Read through the records below and copy each line that uses the word "Pricing".

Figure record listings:
++++++++
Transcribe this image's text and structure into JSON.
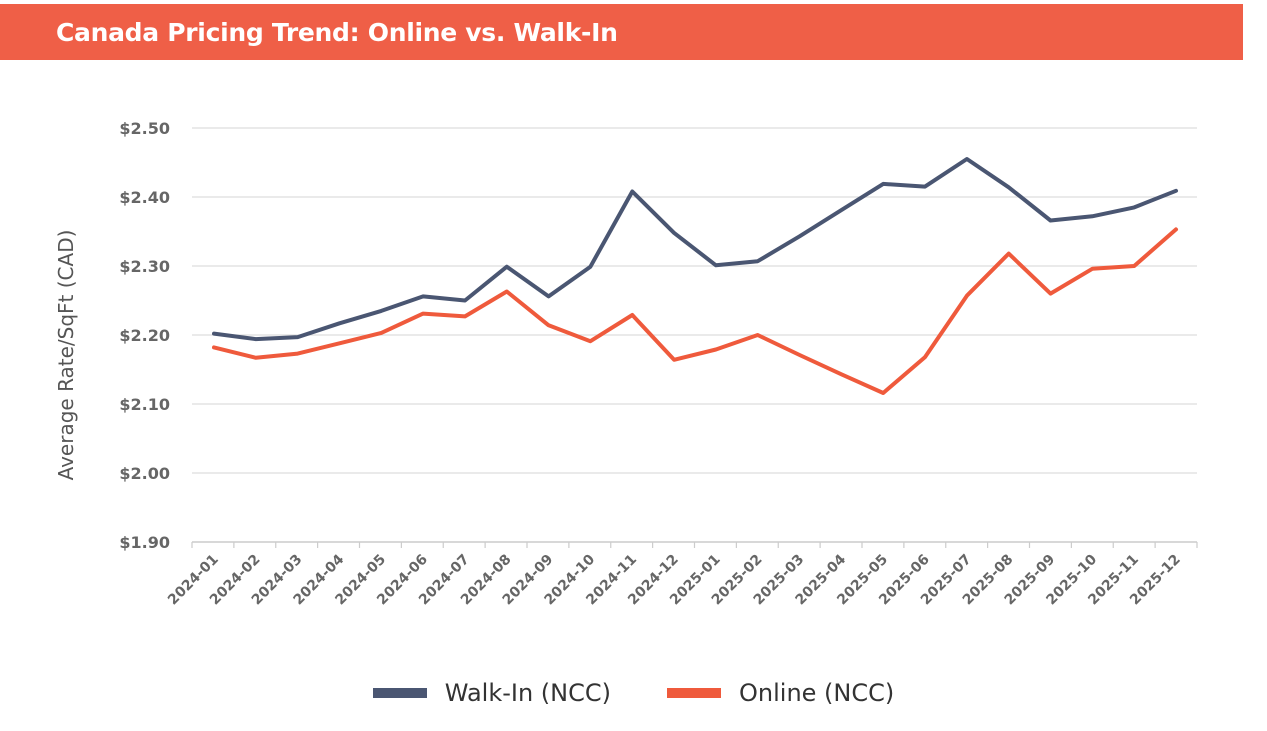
{
  "header": {
    "title": "Canada Pricing Trend: Online vs. Walk-In"
  },
  "colors": {
    "banner": "#ef5f47",
    "walk_in": "#4a5672",
    "online": "#ef5a3c",
    "grid": "#dddddd",
    "axis_text": "#666666"
  },
  "chart_data": {
    "type": "line",
    "title": "Canada Pricing Trend: Online vs. Walk-In",
    "xlabel": "",
    "ylabel": "Average Rate/SqFt (CAD)",
    "ylim": [
      1.9,
      2.5
    ],
    "yticks": [
      "$1.90",
      "$2.00",
      "$2.10",
      "$2.20",
      "$2.30",
      "$2.40",
      "$2.50"
    ],
    "ytick_values": [
      1.9,
      2.0,
      2.1,
      2.2,
      2.3,
      2.4,
      2.5
    ],
    "grid": true,
    "legend_position": "bottom-center",
    "categories": [
      "2024-01",
      "2024-02",
      "2024-03",
      "2024-04",
      "2024-05",
      "2024-06",
      "2024-07",
      "2024-08",
      "2024-09",
      "2024-10",
      "2024-11",
      "2024-12",
      "2025-01",
      "2025-02",
      "2025-03",
      "2025-04",
      "2025-05",
      "2025-06",
      "2025-07",
      "2025-08",
      "2025-09",
      "2025-10",
      "2025-11",
      "2025-12"
    ],
    "series": [
      {
        "name": "Walk-In (NCC)",
        "color": "#4a5672",
        "values": [
          2.202,
          2.194,
          2.197,
          2.217,
          2.235,
          2.256,
          2.25,
          2.299,
          2.256,
          2.299,
          2.408,
          2.348,
          2.301,
          2.307,
          2.343,
          2.381,
          2.419,
          2.415,
          2.455,
          2.414,
          2.366,
          2.372,
          2.385,
          2.409
        ]
      },
      {
        "name": "Online (NCC)",
        "color": "#ef5a3c",
        "values": [
          2.182,
          2.167,
          2.173,
          2.188,
          2.203,
          2.231,
          2.227,
          2.263,
          2.214,
          2.191,
          2.229,
          2.164,
          2.179,
          2.2,
          2.171,
          2.143,
          2.116,
          2.168,
          2.257,
          2.318,
          2.26,
          2.296,
          2.3,
          2.353
        ]
      }
    ]
  }
}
++++++++
- ANSWER TO THE TASK -
    "title": "Canada Pricing Trend: Online vs. Walk-In"
    "title": "Canada Pricing Trend: Online vs. Walk-In",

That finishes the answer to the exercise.